▼
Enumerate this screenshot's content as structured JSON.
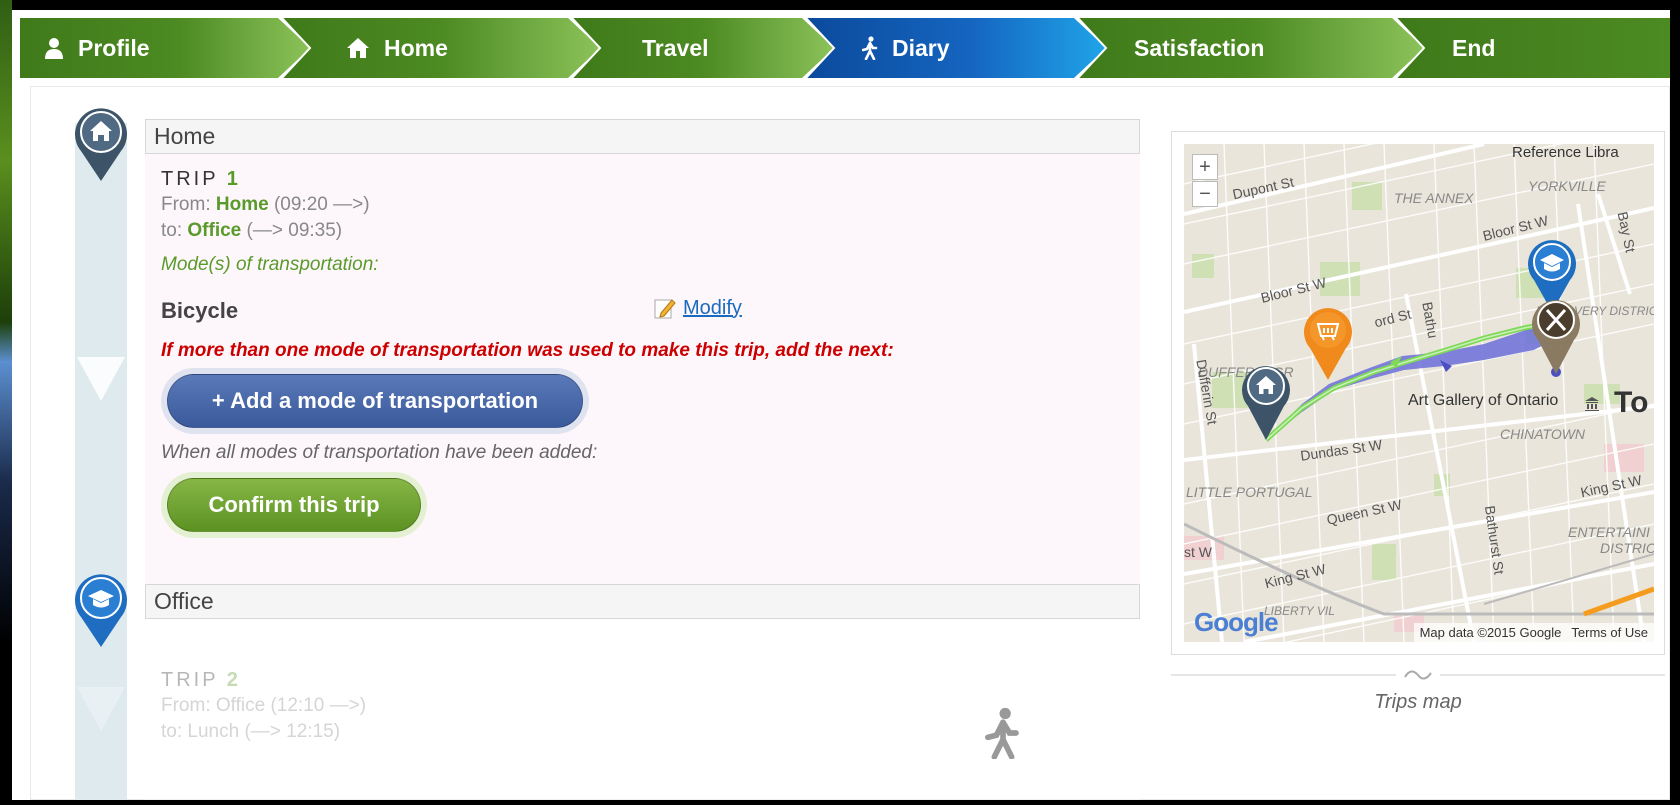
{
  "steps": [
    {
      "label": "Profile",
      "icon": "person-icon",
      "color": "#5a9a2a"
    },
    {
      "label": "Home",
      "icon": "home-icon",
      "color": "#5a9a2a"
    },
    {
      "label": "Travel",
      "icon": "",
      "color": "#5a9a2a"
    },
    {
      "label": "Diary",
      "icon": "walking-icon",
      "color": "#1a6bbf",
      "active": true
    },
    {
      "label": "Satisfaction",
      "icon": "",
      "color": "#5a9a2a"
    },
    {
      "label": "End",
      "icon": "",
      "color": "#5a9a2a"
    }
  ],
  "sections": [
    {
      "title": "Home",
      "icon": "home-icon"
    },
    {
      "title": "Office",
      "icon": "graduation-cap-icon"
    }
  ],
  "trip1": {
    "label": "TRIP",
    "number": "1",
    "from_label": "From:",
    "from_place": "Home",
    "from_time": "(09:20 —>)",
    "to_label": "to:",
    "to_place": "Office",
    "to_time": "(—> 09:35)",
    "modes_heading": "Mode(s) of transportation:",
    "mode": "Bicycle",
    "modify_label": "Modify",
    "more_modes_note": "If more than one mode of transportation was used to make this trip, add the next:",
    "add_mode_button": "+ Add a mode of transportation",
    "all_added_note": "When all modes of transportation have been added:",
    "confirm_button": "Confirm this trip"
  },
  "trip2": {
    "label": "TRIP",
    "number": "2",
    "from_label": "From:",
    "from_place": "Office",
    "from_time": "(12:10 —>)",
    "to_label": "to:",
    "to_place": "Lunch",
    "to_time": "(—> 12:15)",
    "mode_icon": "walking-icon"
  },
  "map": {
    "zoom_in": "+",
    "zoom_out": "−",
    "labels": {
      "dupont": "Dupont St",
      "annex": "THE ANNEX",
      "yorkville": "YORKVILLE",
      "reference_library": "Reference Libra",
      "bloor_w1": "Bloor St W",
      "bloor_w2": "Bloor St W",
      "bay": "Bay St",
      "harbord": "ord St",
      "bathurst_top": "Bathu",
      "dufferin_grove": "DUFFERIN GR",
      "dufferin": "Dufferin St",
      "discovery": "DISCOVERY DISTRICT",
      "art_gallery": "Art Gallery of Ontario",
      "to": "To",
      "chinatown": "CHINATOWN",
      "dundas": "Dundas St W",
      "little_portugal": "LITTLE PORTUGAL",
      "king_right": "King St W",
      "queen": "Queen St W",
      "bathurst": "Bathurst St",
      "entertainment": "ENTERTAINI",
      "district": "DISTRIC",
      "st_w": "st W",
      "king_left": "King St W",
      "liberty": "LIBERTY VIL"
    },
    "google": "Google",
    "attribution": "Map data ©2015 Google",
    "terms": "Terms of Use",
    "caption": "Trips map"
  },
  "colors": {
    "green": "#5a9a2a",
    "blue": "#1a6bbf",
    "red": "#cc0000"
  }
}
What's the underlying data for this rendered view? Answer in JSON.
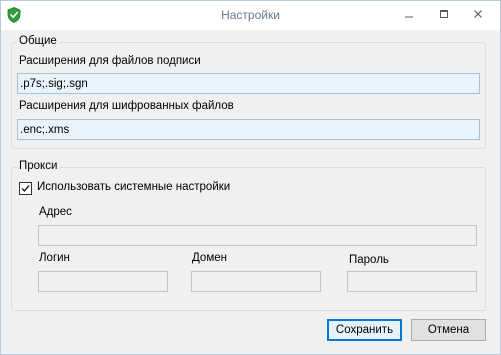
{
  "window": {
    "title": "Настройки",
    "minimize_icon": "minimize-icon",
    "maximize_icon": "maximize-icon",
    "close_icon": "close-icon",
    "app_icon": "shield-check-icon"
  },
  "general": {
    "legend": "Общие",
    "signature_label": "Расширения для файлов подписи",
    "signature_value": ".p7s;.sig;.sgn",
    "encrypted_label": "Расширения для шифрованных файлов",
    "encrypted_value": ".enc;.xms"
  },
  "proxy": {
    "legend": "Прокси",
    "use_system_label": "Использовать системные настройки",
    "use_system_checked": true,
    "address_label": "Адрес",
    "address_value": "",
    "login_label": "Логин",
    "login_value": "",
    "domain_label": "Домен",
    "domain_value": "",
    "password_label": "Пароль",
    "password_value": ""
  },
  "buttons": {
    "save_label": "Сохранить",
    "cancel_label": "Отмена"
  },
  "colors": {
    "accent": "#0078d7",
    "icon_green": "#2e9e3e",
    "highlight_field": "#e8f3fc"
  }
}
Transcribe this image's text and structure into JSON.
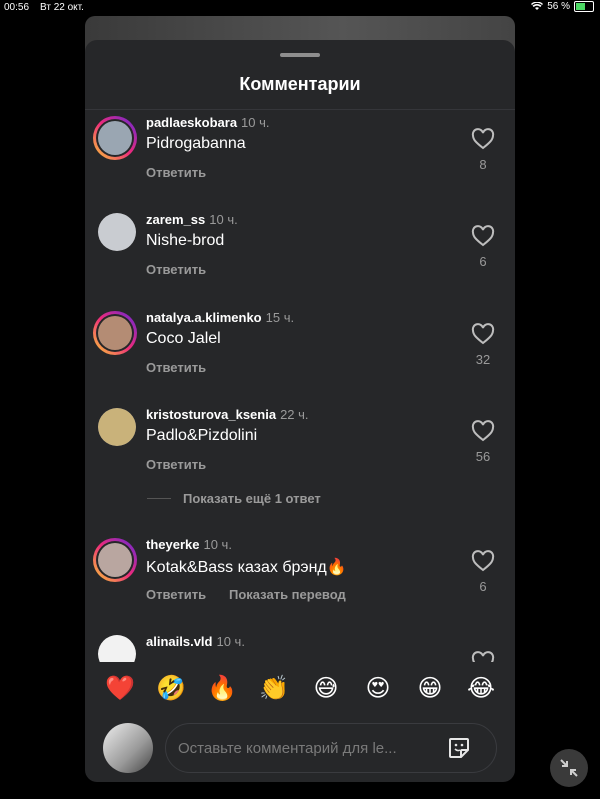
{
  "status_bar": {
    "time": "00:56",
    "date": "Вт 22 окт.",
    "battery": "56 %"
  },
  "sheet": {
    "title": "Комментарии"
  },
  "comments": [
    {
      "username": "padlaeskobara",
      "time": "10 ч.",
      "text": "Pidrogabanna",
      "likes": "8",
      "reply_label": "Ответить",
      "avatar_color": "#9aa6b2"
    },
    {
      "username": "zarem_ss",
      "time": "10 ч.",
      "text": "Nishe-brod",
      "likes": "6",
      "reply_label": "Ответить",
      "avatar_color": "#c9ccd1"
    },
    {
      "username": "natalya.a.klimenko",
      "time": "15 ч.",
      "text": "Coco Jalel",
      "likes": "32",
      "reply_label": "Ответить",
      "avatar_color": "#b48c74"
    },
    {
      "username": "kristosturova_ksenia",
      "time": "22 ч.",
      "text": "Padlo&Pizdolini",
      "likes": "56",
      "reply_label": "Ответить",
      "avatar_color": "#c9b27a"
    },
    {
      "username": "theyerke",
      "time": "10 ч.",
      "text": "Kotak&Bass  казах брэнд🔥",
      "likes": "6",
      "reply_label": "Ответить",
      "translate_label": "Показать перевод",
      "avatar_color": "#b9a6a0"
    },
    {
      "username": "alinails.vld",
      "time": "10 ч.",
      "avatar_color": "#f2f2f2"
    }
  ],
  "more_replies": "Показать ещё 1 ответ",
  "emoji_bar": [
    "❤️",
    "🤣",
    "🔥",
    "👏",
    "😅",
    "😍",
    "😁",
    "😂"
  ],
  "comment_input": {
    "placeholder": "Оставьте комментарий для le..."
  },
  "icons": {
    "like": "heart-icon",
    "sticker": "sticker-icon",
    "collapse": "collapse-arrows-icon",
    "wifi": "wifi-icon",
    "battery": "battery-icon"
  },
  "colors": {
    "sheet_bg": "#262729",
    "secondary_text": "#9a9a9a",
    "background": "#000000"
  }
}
▲
Task objective:
Return the material exactly as given, apart from the pictures.

Task result:
Enumerate this screenshot's content as structured JSON.
{
  "steps": [
    {
      "label": "Profile",
      "icon": "person-icon",
      "color": "#5a9a2a"
    },
    {
      "label": "Home",
      "icon": "home-icon",
      "color": "#5a9a2a"
    },
    {
      "label": "Travel",
      "icon": "",
      "color": "#5a9a2a"
    },
    {
      "label": "Diary",
      "icon": "walking-icon",
      "color": "#1a6bbf",
      "active": true
    },
    {
      "label": "Satisfaction",
      "icon": "",
      "color": "#5a9a2a"
    },
    {
      "label": "End",
      "icon": "",
      "color": "#5a9a2a"
    }
  ],
  "sections": [
    {
      "title": "Home",
      "icon": "home-icon"
    },
    {
      "title": "Office",
      "icon": "graduation-cap-icon"
    }
  ],
  "trip1": {
    "label": "TRIP",
    "number": "1",
    "from_label": "From:",
    "from_place": "Home",
    "from_time": "(09:20 —>)",
    "to_label": "to:",
    "to_place": "Office",
    "to_time": "(—> 09:35)",
    "modes_heading": "Mode(s) of transportation:",
    "mode": "Bicycle",
    "modify_label": "Modify",
    "more_modes_note": "If more than one mode of transportation was used to make this trip, add the next:",
    "add_mode_button": "+ Add a mode of transportation",
    "all_added_note": "When all modes of transportation have been added:",
    "confirm_button": "Confirm this trip"
  },
  "trip2": {
    "label": "TRIP",
    "number": "2",
    "from_label": "From:",
    "from_place": "Office",
    "from_time": "(12:10 —>)",
    "to_label": "to:",
    "to_place": "Lunch",
    "to_time": "(—> 12:15)",
    "mode_icon": "walking-icon"
  },
  "map": {
    "zoom_in": "+",
    "zoom_out": "−",
    "labels": {
      "dupont": "Dupont St",
      "annex": "THE ANNEX",
      "yorkville": "YORKVILLE",
      "reference_library": "Reference Libra",
      "bloor_w1": "Bloor St W",
      "bloor_w2": "Bloor St W",
      "bay": "Bay St",
      "harbord": "ord St",
      "bathurst_top": "Bathu",
      "dufferin_grove": "DUFFERIN GR",
      "dufferin": "Dufferin St",
      "discovery": "DISCOVERY DISTRICT",
      "art_gallery": "Art Gallery of Ontario",
      "to": "To",
      "chinatown": "CHINATOWN",
      "dundas": "Dundas St W",
      "little_portugal": "LITTLE PORTUGAL",
      "king_right": "King St W",
      "queen": "Queen St W",
      "bathurst": "Bathurst St",
      "entertainment": "ENTERTAINI",
      "district": "DISTRIC",
      "st_w": "st W",
      "king_left": "King St W",
      "liberty": "LIBERTY VIL"
    },
    "google": "Google",
    "attribution": "Map data ©2015 Google",
    "terms": "Terms of Use",
    "caption": "Trips map"
  },
  "colors": {
    "green": "#5a9a2a",
    "blue": "#1a6bbf",
    "red": "#cc0000"
  }
}
What's the underlying data for this rendered view? Answer in JSON.
{
  "window": {
    "title": "Настройки",
    "minimize_icon": "minimize-icon",
    "maximize_icon": "maximize-icon",
    "close_icon": "close-icon",
    "app_icon": "shield-check-icon"
  },
  "general": {
    "legend": "Общие",
    "signature_label": "Расширения для файлов подписи",
    "signature_value": ".p7s;.sig;.sgn",
    "encrypted_label": "Расширения для шифрованных файлов",
    "encrypted_value": ".enc;.xms"
  },
  "proxy": {
    "legend": "Прокси",
    "use_system_label": "Использовать системные настройки",
    "use_system_checked": true,
    "address_label": "Адрес",
    "address_value": "",
    "login_label": "Логин",
    "login_value": "",
    "domain_label": "Домен",
    "domain_value": "",
    "password_label": "Пароль",
    "password_value": ""
  },
  "buttons": {
    "save_label": "Сохранить",
    "cancel_label": "Отмена"
  },
  "colors": {
    "accent": "#0078d7",
    "icon_green": "#2e9e3e",
    "highlight_field": "#e8f3fc"
  }
}
Transcribe this image's text and structure into JSON.
{
  "status_bar": {
    "time": "00:56",
    "date": "Вт 22 окт.",
    "battery": "56 %"
  },
  "sheet": {
    "title": "Комментарии"
  },
  "comments": [
    {
      "username": "padlaeskobara",
      "time": "10 ч.",
      "text": "Pidrogabanna",
      "likes": "8",
      "reply_label": "Ответить",
      "avatar_color": "#9aa6b2"
    },
    {
      "username": "zarem_ss",
      "time": "10 ч.",
      "text": "Nishe-brod",
      "likes": "6",
      "reply_label": "Ответить",
      "avatar_color": "#c9ccd1"
    },
    {
      "username": "natalya.a.klimenko",
      "time": "15 ч.",
      "text": "Coco Jalel",
      "likes": "32",
      "reply_label": "Ответить",
      "avatar_color": "#b48c74"
    },
    {
      "username": "kristosturova_ksenia",
      "time": "22 ч.",
      "text": "Padlo&Pizdolini",
      "likes": "56",
      "reply_label": "Ответить",
      "avatar_color": "#c9b27a"
    },
    {
      "username": "theyerke",
      "time": "10 ч.",
      "text": "Kotak&Bass  казах брэнд🔥",
      "likes": "6",
      "reply_label": "Ответить",
      "translate_label": "Показать перевод",
      "avatar_color": "#b9a6a0"
    },
    {
      "username": "alinails.vld",
      "time": "10 ч.",
      "avatar_color": "#f2f2f2"
    }
  ],
  "more_replies": "Показать ещё 1 ответ",
  "emoji_bar": [
    "❤️",
    "🤣",
    "🔥",
    "👏",
    "😅",
    "😍",
    "😁",
    "😂"
  ],
  "comment_input": {
    "placeholder": "Оставьте комментарий для le..."
  },
  "icons": {
    "like": "heart-icon",
    "sticker": "sticker-icon",
    "collapse": "collapse-arrows-icon",
    "wifi": "wifi-icon",
    "battery": "battery-icon"
  },
  "colors": {
    "sheet_bg": "#262729",
    "secondary_text": "#9a9a9a",
    "background": "#000000"
  }
}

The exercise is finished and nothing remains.